(Items from a dataset)
[START]
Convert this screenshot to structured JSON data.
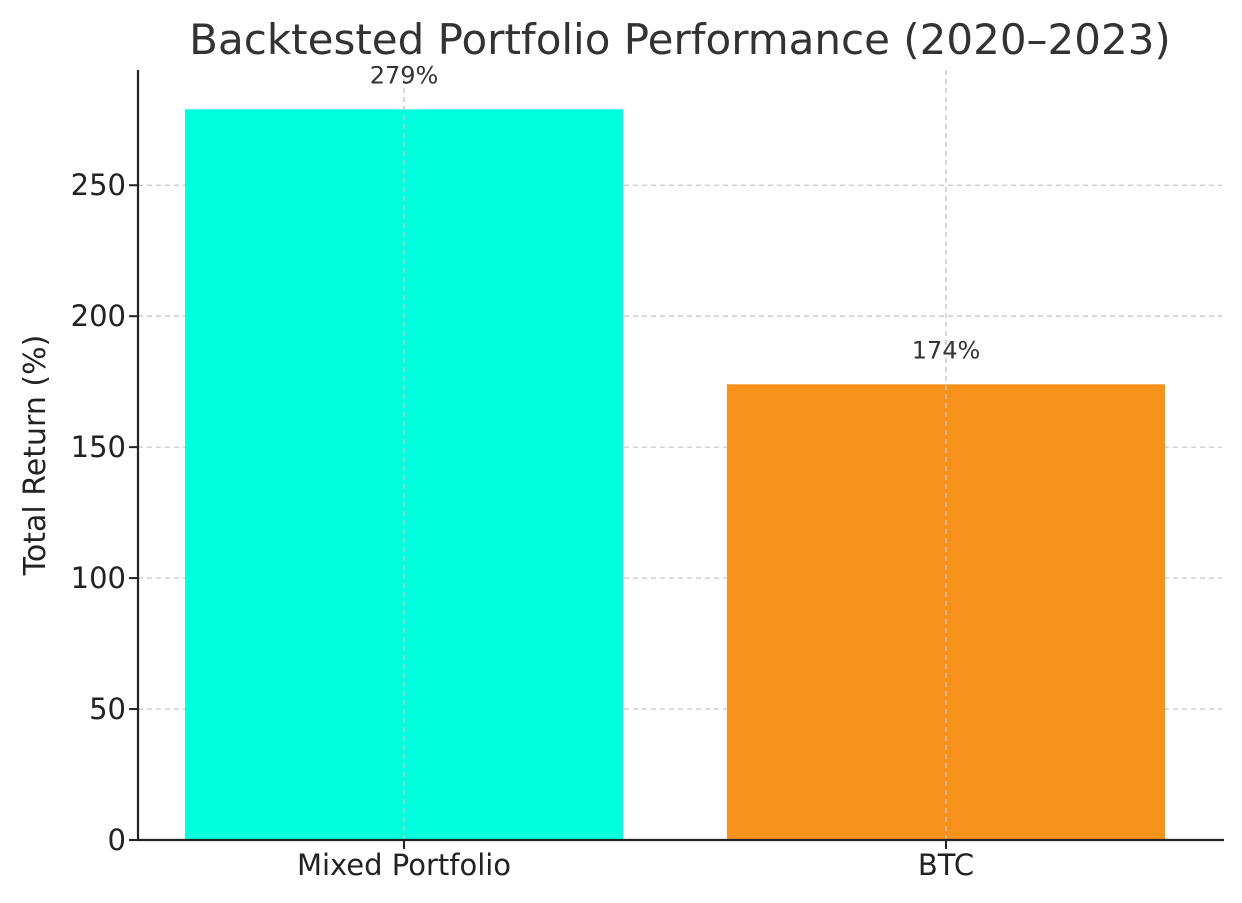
{
  "chart_data": {
    "type": "bar",
    "title": "Backtested Portfolio Performance (2020–2023)",
    "xlabel": "",
    "ylabel": "Total Return (%)",
    "categories": [
      "Mixed Portfolio",
      "BTC"
    ],
    "values": [
      279,
      174
    ],
    "value_labels": [
      "279%",
      "174%"
    ],
    "colors": [
      "#00FFDD",
      "#F7931A"
    ],
    "ylim": [
      0,
      294
    ],
    "yticks": [
      0,
      50,
      100,
      150,
      200,
      250
    ],
    "grid": true,
    "legend": "none"
  }
}
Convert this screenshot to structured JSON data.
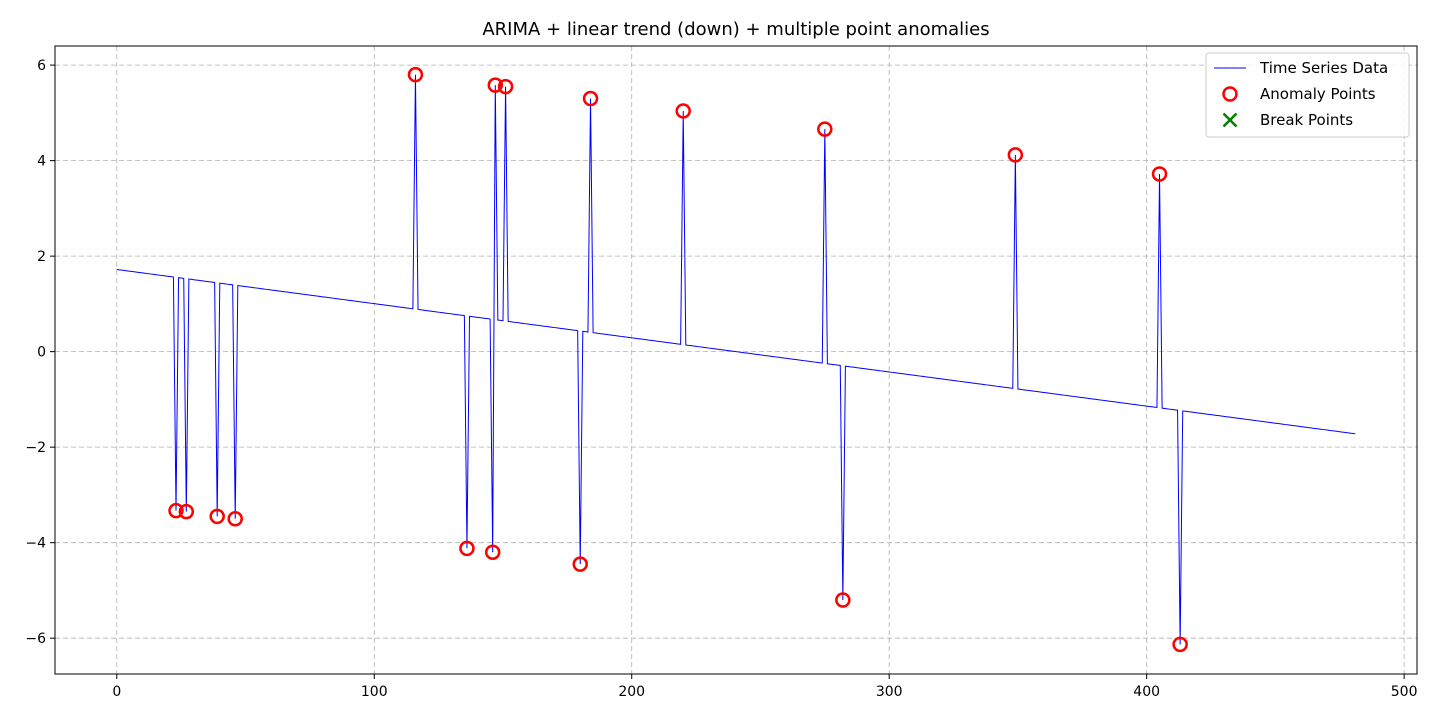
{
  "chart_data": {
    "type": "line",
    "title": "ARIMA + linear trend (down) + multiple point anomalies",
    "xlabel": "",
    "ylabel": "",
    "xlim": [
      -24,
      505
    ],
    "ylim": [
      -6.75,
      6.4
    ],
    "x_ticks": [
      0,
      100,
      200,
      300,
      400,
      500
    ],
    "y_ticks": [
      -6,
      -4,
      -2,
      0,
      2,
      4,
      6
    ],
    "grid": true,
    "legend_position": "top-right",
    "series": [
      {
        "name": "Time Series Data",
        "kind": "line",
        "color": "#0000ff",
        "trend": {
          "x_start": 0,
          "y_start": 1.72,
          "x_end": 481,
          "y_end": -1.72
        }
      },
      {
        "name": "Anomaly Points",
        "kind": "marker-circle",
        "color": "#ff0000",
        "points": [
          [
            23,
            -3.33
          ],
          [
            27,
            -3.35
          ],
          [
            39,
            -3.45
          ],
          [
            46,
            -3.5
          ],
          [
            116,
            5.8
          ],
          [
            136,
            -4.12
          ],
          [
            146,
            -4.2
          ],
          [
            147,
            5.58
          ],
          [
            151,
            5.55
          ],
          [
            180,
            -4.45
          ],
          [
            184,
            5.3
          ],
          [
            220,
            5.04
          ],
          [
            275,
            4.66
          ],
          [
            282,
            -5.2
          ],
          [
            349,
            4.12
          ],
          [
            405,
            3.72
          ],
          [
            413,
            -6.13
          ]
        ]
      },
      {
        "name": "Break Points",
        "kind": "marker-x",
        "color": "#008000",
        "points": []
      }
    ]
  }
}
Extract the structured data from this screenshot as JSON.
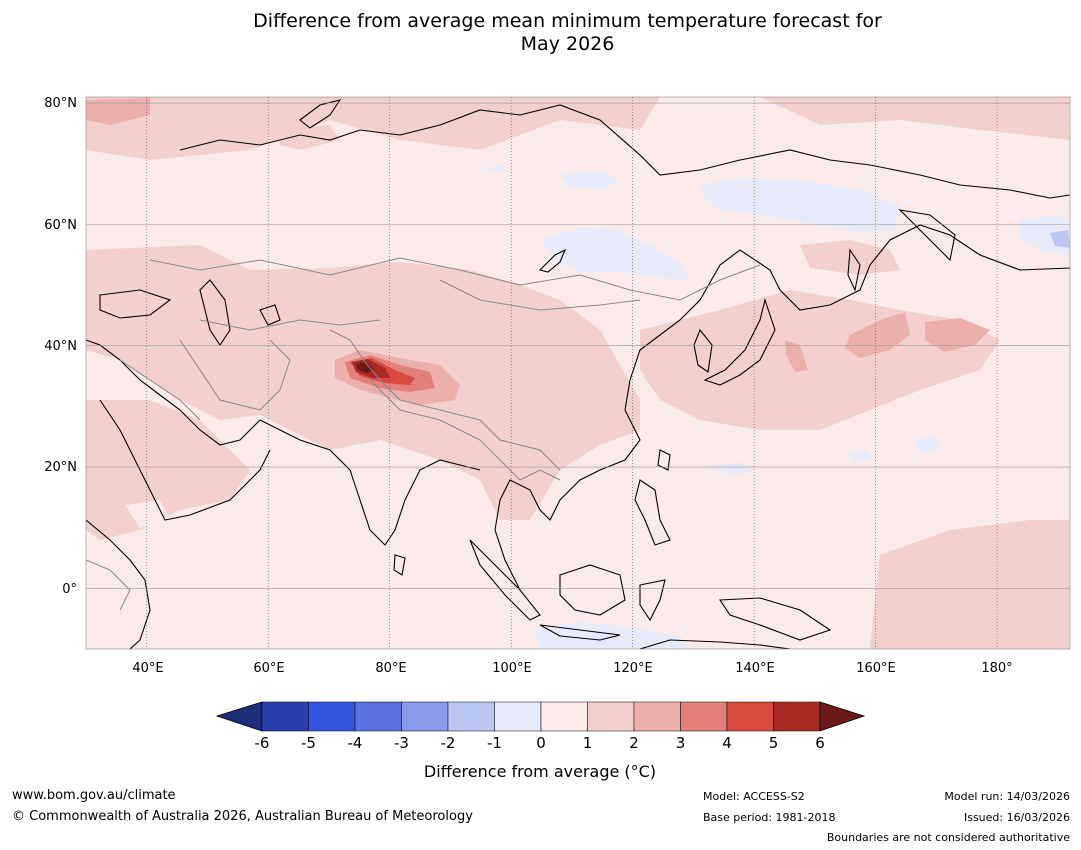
{
  "title": {
    "line1": "Difference from average mean minimum temperature forecast for",
    "line2": "May 2026"
  },
  "map": {
    "lat_labels": [
      "80°N",
      "60°N",
      "40°N",
      "20°N",
      "0°"
    ],
    "lon_labels": [
      "40°E",
      "60°E",
      "80°E",
      "100°E",
      "120°E",
      "140°E",
      "160°E",
      "180°"
    ],
    "extent": {
      "lon_min": 30,
      "lon_max": 192,
      "lat_min": -10,
      "lat_max": 81
    }
  },
  "colorbar": {
    "ticks": [
      "-6",
      "-5",
      "-4",
      "-3",
      "-2",
      "-1",
      "0",
      "1",
      "2",
      "3",
      "4",
      "5",
      "6"
    ],
    "colors": [
      "#1f2e7a",
      "#2a3eb0",
      "#3555e0",
      "#5b72e3",
      "#8a9ae9",
      "#bcc6f3",
      "#e7eaf9",
      "#fbeaea",
      "#f3d0cd",
      "#ebb0ab",
      "#e4807a",
      "#d84a40",
      "#a82a24",
      "#6b1a17"
    ],
    "label": "Difference from average (°C)"
  },
  "footer": {
    "website": "www.bom.gov.au/climate",
    "copyright": "© Commonwealth of Australia 2026, Australian Bureau of Meteorology",
    "model": "Model: ACCESS-S2",
    "base_period": "Base period: 1981-2018",
    "model_run": "Model run: 14/03/2026",
    "issued": "Issued: 16/03/2026",
    "disclaimer": "Boundaries are not considered authoritative"
  }
}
[END]
» To be done: What is the number of lines in the data that hold the string "title"? Answer with the number only.

» Answer to the exercise: 3